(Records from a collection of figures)
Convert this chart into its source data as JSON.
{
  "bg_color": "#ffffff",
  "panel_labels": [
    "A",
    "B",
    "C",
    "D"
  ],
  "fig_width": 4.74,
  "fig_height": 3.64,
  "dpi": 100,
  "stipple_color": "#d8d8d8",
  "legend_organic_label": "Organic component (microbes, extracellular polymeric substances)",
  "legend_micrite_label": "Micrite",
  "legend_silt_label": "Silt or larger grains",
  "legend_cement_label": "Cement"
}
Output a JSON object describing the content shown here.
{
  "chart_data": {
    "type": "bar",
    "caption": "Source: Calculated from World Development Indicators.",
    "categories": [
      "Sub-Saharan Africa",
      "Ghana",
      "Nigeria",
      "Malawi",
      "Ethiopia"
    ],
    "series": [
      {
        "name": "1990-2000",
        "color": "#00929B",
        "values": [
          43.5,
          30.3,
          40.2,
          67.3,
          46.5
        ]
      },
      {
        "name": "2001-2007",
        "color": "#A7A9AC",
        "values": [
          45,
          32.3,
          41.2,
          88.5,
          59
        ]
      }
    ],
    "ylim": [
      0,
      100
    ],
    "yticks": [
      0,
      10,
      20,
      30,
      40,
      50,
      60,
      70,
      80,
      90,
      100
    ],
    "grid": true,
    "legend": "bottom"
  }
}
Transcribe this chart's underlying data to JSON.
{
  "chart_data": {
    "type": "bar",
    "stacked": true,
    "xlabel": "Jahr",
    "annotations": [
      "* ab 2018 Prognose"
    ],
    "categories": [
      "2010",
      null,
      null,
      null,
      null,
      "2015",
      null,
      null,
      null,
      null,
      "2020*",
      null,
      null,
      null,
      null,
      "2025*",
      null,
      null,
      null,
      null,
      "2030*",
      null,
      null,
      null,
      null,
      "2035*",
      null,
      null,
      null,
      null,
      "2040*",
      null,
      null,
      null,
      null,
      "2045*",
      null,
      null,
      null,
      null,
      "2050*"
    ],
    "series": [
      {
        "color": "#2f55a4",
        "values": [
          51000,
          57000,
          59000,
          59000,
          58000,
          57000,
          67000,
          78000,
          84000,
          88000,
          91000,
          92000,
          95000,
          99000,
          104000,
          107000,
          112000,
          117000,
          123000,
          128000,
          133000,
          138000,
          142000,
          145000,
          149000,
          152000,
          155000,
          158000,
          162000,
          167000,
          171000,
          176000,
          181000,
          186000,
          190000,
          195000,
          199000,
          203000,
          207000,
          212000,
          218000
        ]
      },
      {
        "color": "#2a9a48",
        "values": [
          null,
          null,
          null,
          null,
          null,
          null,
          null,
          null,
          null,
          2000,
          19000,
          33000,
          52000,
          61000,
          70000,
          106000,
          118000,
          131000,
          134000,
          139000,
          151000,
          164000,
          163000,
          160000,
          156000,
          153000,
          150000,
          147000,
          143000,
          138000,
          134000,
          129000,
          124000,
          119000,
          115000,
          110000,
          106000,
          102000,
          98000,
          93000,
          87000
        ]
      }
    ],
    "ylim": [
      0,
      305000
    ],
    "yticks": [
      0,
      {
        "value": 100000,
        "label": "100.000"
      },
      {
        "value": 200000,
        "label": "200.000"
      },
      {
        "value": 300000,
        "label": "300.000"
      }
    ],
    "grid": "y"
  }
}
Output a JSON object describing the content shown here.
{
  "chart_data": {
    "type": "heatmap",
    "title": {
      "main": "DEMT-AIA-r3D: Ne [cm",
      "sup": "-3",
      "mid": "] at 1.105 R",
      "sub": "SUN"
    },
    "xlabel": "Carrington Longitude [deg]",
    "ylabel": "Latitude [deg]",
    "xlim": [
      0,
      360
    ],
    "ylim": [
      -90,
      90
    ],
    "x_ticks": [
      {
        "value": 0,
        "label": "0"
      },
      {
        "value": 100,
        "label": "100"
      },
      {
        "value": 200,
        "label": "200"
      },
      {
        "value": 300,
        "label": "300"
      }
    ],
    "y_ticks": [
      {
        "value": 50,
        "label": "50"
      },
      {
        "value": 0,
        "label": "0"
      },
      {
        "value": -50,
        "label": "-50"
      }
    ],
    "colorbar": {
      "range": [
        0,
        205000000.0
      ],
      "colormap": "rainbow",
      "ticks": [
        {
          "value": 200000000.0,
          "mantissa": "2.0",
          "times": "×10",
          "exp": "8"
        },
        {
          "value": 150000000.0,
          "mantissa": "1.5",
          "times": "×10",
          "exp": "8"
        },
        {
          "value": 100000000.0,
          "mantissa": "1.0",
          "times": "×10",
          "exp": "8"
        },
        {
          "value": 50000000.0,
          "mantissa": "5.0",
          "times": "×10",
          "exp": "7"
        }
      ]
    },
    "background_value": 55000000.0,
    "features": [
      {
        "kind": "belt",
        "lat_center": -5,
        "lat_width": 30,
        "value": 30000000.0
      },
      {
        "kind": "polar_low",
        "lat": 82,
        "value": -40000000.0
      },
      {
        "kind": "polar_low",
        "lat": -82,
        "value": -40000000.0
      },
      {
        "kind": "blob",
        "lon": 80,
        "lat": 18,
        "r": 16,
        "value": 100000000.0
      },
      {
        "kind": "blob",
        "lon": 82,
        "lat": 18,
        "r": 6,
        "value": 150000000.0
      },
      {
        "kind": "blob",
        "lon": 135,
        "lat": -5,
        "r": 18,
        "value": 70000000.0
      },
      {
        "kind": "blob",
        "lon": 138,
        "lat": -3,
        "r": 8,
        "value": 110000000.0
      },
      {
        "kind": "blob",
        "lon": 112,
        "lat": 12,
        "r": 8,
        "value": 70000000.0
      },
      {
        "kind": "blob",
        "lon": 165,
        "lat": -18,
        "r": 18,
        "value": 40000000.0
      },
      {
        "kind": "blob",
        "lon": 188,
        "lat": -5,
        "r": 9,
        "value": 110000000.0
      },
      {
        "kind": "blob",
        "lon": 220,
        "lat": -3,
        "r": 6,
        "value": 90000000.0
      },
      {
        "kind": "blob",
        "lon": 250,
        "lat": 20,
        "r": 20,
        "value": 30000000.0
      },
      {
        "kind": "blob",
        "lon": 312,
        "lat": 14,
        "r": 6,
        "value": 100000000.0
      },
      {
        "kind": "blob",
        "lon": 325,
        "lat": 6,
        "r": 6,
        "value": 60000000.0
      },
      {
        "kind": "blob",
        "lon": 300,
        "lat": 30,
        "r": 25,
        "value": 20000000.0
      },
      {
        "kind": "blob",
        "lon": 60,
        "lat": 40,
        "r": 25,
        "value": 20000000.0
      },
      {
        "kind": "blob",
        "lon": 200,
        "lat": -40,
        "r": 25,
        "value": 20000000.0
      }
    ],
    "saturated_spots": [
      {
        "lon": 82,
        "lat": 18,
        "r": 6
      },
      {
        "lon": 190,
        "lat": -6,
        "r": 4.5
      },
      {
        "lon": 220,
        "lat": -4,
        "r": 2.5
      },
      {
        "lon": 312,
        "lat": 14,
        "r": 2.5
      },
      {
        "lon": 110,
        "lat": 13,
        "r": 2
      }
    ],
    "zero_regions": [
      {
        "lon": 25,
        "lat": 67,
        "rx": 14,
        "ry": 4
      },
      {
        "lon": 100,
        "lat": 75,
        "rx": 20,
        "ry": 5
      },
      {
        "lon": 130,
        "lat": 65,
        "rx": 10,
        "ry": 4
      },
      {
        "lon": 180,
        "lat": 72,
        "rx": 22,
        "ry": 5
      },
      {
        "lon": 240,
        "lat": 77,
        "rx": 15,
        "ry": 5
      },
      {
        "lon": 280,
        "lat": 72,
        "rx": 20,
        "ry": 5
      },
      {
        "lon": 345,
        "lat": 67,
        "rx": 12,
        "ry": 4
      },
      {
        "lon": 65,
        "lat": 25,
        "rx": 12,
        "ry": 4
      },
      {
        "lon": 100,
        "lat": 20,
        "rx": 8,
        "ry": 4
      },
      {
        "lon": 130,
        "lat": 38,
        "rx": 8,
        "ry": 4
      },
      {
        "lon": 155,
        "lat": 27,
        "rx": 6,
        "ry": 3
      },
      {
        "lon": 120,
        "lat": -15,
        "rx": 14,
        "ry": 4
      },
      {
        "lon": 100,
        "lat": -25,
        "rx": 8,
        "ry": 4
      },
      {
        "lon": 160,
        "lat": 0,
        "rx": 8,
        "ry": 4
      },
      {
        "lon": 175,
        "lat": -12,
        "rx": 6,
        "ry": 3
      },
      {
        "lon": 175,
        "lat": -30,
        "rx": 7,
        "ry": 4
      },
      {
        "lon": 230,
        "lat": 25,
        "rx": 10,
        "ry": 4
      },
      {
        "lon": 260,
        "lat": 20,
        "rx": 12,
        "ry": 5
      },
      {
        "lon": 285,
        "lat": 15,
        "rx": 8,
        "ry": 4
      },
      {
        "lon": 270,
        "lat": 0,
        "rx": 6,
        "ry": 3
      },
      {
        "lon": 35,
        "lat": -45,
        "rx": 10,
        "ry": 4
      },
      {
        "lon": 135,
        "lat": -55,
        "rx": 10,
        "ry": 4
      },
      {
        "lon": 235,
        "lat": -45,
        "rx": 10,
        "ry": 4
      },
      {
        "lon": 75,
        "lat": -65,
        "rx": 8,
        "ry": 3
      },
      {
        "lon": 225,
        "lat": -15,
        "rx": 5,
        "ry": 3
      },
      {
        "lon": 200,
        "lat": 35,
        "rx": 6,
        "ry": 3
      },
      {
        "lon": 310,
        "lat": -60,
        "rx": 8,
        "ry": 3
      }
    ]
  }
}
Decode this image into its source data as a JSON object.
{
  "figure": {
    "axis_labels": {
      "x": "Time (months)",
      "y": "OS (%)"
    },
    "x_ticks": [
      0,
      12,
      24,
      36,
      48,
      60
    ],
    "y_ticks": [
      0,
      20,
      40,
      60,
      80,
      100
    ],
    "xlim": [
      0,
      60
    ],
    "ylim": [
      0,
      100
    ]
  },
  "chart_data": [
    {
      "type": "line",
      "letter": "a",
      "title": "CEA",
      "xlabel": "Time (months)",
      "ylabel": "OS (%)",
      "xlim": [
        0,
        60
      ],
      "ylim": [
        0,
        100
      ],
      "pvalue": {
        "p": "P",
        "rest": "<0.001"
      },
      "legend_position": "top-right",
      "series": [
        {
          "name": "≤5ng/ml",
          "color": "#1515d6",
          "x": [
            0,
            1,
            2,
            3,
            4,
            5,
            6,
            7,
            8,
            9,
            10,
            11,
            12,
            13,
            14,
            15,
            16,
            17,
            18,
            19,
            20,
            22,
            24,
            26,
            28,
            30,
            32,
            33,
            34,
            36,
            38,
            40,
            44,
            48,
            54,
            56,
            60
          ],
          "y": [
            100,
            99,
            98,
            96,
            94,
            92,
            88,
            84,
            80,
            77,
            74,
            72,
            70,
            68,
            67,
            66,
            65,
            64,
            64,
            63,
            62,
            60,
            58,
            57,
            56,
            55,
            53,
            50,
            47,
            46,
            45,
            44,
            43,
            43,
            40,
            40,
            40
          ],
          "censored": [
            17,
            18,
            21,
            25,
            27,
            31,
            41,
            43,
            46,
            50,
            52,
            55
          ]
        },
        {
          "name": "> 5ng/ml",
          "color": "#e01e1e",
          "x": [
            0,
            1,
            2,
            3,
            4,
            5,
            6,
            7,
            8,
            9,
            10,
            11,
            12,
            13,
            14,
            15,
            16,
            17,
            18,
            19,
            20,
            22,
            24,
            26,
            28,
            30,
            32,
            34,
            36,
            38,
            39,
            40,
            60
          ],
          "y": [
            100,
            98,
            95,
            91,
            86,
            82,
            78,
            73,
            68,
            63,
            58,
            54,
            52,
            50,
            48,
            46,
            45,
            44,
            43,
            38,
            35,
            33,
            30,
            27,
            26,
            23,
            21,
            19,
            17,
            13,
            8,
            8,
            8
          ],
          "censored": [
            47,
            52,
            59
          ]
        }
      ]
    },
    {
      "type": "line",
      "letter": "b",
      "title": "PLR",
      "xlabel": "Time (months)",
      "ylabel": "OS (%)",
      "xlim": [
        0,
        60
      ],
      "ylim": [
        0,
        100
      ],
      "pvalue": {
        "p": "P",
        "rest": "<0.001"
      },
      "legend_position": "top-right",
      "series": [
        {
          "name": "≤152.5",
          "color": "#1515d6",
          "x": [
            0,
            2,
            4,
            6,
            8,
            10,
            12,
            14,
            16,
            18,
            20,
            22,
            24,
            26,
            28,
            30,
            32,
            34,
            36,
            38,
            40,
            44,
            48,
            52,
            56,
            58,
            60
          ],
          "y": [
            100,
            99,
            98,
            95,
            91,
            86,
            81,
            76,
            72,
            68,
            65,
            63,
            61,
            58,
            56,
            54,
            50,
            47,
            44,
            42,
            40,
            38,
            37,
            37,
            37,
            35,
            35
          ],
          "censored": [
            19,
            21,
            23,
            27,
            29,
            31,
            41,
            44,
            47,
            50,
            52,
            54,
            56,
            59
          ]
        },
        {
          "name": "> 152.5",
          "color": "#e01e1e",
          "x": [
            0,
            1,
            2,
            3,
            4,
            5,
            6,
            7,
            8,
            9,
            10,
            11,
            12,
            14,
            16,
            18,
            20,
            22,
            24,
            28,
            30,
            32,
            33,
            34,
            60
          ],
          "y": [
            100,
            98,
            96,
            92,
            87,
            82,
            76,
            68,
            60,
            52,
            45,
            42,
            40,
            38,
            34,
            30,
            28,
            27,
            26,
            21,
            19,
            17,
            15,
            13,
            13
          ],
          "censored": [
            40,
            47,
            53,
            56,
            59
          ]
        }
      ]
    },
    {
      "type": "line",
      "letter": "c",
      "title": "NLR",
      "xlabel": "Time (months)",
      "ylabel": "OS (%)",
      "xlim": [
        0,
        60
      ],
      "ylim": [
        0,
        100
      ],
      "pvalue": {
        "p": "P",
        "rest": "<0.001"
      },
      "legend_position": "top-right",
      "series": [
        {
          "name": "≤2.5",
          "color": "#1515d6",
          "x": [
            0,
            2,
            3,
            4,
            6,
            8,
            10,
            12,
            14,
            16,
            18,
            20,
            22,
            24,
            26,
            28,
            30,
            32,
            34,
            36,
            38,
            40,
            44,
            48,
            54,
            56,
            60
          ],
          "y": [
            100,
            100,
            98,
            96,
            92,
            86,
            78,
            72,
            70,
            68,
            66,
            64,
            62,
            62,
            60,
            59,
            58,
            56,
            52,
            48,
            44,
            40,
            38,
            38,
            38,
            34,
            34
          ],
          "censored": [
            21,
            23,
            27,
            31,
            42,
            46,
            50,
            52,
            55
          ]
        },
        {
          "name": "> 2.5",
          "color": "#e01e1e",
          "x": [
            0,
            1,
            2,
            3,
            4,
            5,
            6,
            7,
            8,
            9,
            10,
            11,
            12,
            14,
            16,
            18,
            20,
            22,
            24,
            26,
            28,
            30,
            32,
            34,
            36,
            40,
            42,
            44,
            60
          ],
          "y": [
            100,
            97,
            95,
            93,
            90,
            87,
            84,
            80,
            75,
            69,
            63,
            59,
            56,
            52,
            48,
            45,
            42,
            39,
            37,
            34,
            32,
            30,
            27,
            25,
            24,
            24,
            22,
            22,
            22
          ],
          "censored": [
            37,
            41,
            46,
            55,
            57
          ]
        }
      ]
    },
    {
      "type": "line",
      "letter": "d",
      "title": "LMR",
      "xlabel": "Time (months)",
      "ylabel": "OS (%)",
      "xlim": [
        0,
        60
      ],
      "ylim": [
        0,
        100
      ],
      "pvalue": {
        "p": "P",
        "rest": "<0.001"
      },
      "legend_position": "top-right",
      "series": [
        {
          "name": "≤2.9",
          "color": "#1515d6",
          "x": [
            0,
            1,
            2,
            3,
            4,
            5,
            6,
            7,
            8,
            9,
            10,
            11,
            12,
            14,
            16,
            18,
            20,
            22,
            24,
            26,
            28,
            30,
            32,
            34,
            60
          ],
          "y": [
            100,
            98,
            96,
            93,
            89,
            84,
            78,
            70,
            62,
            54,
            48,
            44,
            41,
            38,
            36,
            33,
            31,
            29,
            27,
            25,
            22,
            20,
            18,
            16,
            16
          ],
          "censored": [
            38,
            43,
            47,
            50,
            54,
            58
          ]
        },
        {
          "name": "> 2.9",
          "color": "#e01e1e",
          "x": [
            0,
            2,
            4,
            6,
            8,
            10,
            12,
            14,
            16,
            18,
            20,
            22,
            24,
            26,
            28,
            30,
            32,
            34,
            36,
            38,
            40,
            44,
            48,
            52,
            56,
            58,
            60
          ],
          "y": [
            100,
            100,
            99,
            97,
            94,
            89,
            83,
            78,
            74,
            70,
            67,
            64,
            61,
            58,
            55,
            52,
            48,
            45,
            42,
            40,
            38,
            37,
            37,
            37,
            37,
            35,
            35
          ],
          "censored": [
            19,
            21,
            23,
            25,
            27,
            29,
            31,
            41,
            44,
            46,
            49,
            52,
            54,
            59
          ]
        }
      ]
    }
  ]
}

## Written request
Using the listing above, list every line in which the string "mantissa" occurs.

## Solution to this task
          "mantissa": "2.0",
          "mantissa": "1.5",
          "mantissa": "1.0",
          "mantissa": "5.0",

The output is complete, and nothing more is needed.